Carry none of the pictures over; set down the material below exactly.

** Start of Records to use **

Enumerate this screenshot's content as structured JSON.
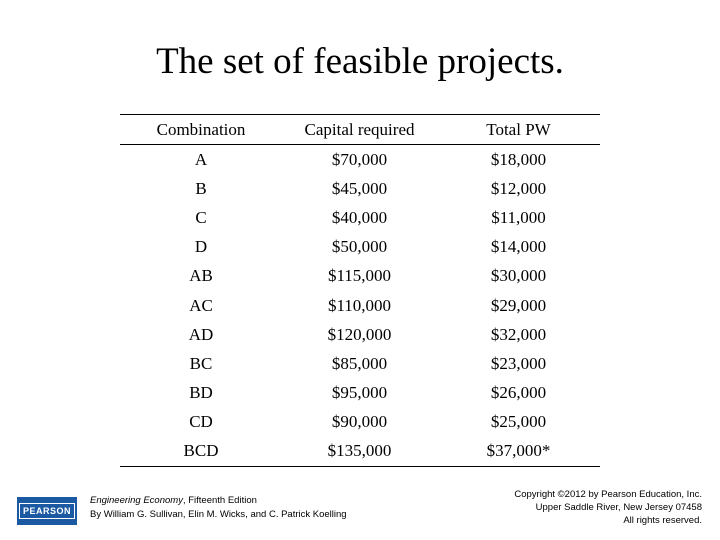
{
  "title": "The set of feasible projects.",
  "table": {
    "headers": [
      "Combination",
      "Capital required",
      "Total PW"
    ],
    "rows": [
      [
        "A",
        "$70,000",
        "$18,000"
      ],
      [
        "B",
        "$45,000",
        "$12,000"
      ],
      [
        "C",
        "$40,000",
        "$11,000"
      ],
      [
        "D",
        "$50,000",
        "$14,000"
      ],
      [
        "AB",
        "$115,000",
        "$30,000"
      ],
      [
        "AC",
        "$110,000",
        "$29,000"
      ],
      [
        "AD",
        "$120,000",
        "$32,000"
      ],
      [
        "BC",
        "$85,000",
        "$23,000"
      ],
      [
        "BD",
        "$95,000",
        "$26,000"
      ],
      [
        "CD",
        "$90,000",
        "$25,000"
      ],
      [
        "BCD",
        "$135,000",
        "$37,000*"
      ]
    ]
  },
  "footer": {
    "logo": "PEARSON",
    "book_title": "Engineering Economy",
    "book_edition": ", Fifteenth Edition",
    "authors": "By William G. Sullivan, Elin M. Wicks, and C. Patrick Koelling",
    "copyright": "Copyright ©2012 by Pearson Education, Inc.",
    "address": "Upper Saddle River, New Jersey 07458",
    "rights": "All rights reserved."
  }
}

** End of Records to use **

Task answer:
Enumerate this screenshot's content as structured JSON.
{
  "title": "The set of feasible projects.",
  "table": {
    "headers": [
      "Combination",
      "Capital required",
      "Total PW"
    ],
    "rows": [
      [
        "A",
        "$70,000",
        "$18,000"
      ],
      [
        "B",
        "$45,000",
        "$12,000"
      ],
      [
        "C",
        "$40,000",
        "$11,000"
      ],
      [
        "D",
        "$50,000",
        "$14,000"
      ],
      [
        "AB",
        "$115,000",
        "$30,000"
      ],
      [
        "AC",
        "$110,000",
        "$29,000"
      ],
      [
        "AD",
        "$120,000",
        "$32,000"
      ],
      [
        "BC",
        "$85,000",
        "$23,000"
      ],
      [
        "BD",
        "$95,000",
        "$26,000"
      ],
      [
        "CD",
        "$90,000",
        "$25,000"
      ],
      [
        "BCD",
        "$135,000",
        "$37,000*"
      ]
    ]
  },
  "footer": {
    "logo": "PEARSON",
    "book_title": "Engineering Economy",
    "book_edition": ", Fifteenth Edition",
    "authors": "By William G. Sullivan, Elin M. Wicks, and C. Patrick Koelling",
    "copyright": "Copyright ©2012 by Pearson Education, Inc.",
    "address": "Upper Saddle River, New Jersey 07458",
    "rights": "All rights reserved."
  }
}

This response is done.